**What to produce**
Quote the listing below in its entirety.

# START OF Extracted records

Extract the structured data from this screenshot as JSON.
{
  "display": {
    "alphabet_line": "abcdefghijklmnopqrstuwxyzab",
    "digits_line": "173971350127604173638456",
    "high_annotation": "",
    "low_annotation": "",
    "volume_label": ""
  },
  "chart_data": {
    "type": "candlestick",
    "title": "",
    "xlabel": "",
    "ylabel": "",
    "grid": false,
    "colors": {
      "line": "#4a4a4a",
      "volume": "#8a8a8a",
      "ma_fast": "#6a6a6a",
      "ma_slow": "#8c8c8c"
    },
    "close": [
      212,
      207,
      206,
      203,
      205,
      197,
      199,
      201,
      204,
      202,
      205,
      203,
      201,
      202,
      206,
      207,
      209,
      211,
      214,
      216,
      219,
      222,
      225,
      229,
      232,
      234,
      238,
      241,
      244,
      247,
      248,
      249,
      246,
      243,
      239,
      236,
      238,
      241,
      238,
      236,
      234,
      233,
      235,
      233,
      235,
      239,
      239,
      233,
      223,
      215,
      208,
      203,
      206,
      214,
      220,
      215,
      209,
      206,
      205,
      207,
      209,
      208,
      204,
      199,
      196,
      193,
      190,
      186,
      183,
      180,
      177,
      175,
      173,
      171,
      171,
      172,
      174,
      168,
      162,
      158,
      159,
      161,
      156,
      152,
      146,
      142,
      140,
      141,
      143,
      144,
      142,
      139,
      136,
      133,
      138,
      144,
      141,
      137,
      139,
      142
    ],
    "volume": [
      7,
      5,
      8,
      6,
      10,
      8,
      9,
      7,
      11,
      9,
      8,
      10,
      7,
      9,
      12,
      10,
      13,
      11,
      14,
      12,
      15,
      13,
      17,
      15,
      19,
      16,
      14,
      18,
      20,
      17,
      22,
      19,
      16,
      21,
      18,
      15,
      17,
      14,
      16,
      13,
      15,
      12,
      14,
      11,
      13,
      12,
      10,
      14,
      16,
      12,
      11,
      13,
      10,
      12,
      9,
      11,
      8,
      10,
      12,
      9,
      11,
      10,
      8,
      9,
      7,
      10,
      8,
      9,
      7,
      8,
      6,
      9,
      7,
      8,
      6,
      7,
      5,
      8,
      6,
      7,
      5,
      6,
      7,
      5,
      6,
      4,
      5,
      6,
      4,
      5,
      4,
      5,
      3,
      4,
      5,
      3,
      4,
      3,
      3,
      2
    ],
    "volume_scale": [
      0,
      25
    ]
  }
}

# END OF Extracted records

**Answer to this problem**
Extract the structured data from this screenshot as JSON.
{
  "display": {
    "alphabet_line": "abcdefghijklmnopqrstuwxyzab",
    "digits_line": "173971350127604173638456",
    "high_annotation": "",
    "low_annotation": "",
    "volume_label": ""
  },
  "chart_data": {
    "type": "candlestick",
    "title": "",
    "xlabel": "",
    "ylabel": "",
    "grid": false,
    "colors": {
      "line": "#4a4a4a",
      "volume": "#8a8a8a",
      "ma_fast": "#6a6a6a",
      "ma_slow": "#8c8c8c"
    },
    "close": [
      212,
      207,
      206,
      203,
      205,
      197,
      199,
      201,
      204,
      202,
      205,
      203,
      201,
      202,
      206,
      207,
      209,
      211,
      214,
      216,
      219,
      222,
      225,
      229,
      232,
      234,
      238,
      241,
      244,
      247,
      248,
      249,
      246,
      243,
      239,
      236,
      238,
      241,
      238,
      236,
      234,
      233,
      235,
      233,
      235,
      239,
      239,
      233,
      223,
      215,
      208,
      203,
      206,
      214,
      220,
      215,
      209,
      206,
      205,
      207,
      209,
      208,
      204,
      199,
      196,
      193,
      190,
      186,
      183,
      180,
      177,
      175,
      173,
      171,
      171,
      172,
      174,
      168,
      162,
      158,
      159,
      161,
      156,
      152,
      146,
      142,
      140,
      141,
      143,
      144,
      142,
      139,
      136,
      133,
      138,
      144,
      141,
      137,
      139,
      142
    ],
    "volume": [
      7,
      5,
      8,
      6,
      10,
      8,
      9,
      7,
      11,
      9,
      8,
      10,
      7,
      9,
      12,
      10,
      13,
      11,
      14,
      12,
      15,
      13,
      17,
      15,
      19,
      16,
      14,
      18,
      20,
      17,
      22,
      19,
      16,
      21,
      18,
      15,
      17,
      14,
      16,
      13,
      15,
      12,
      14,
      11,
      13,
      12,
      10,
      14,
      16,
      12,
      11,
      13,
      10,
      12,
      9,
      11,
      8,
      10,
      12,
      9,
      11,
      10,
      8,
      9,
      7,
      10,
      8,
      9,
      7,
      8,
      6,
      9,
      7,
      8,
      6,
      7,
      5,
      8,
      6,
      7,
      5,
      6,
      7,
      5,
      6,
      4,
      5,
      6,
      4,
      5,
      4,
      5,
      3,
      4,
      5,
      3,
      4,
      3,
      3,
      2
    ],
    "volume_scale": [
      0,
      25
    ]
  }
}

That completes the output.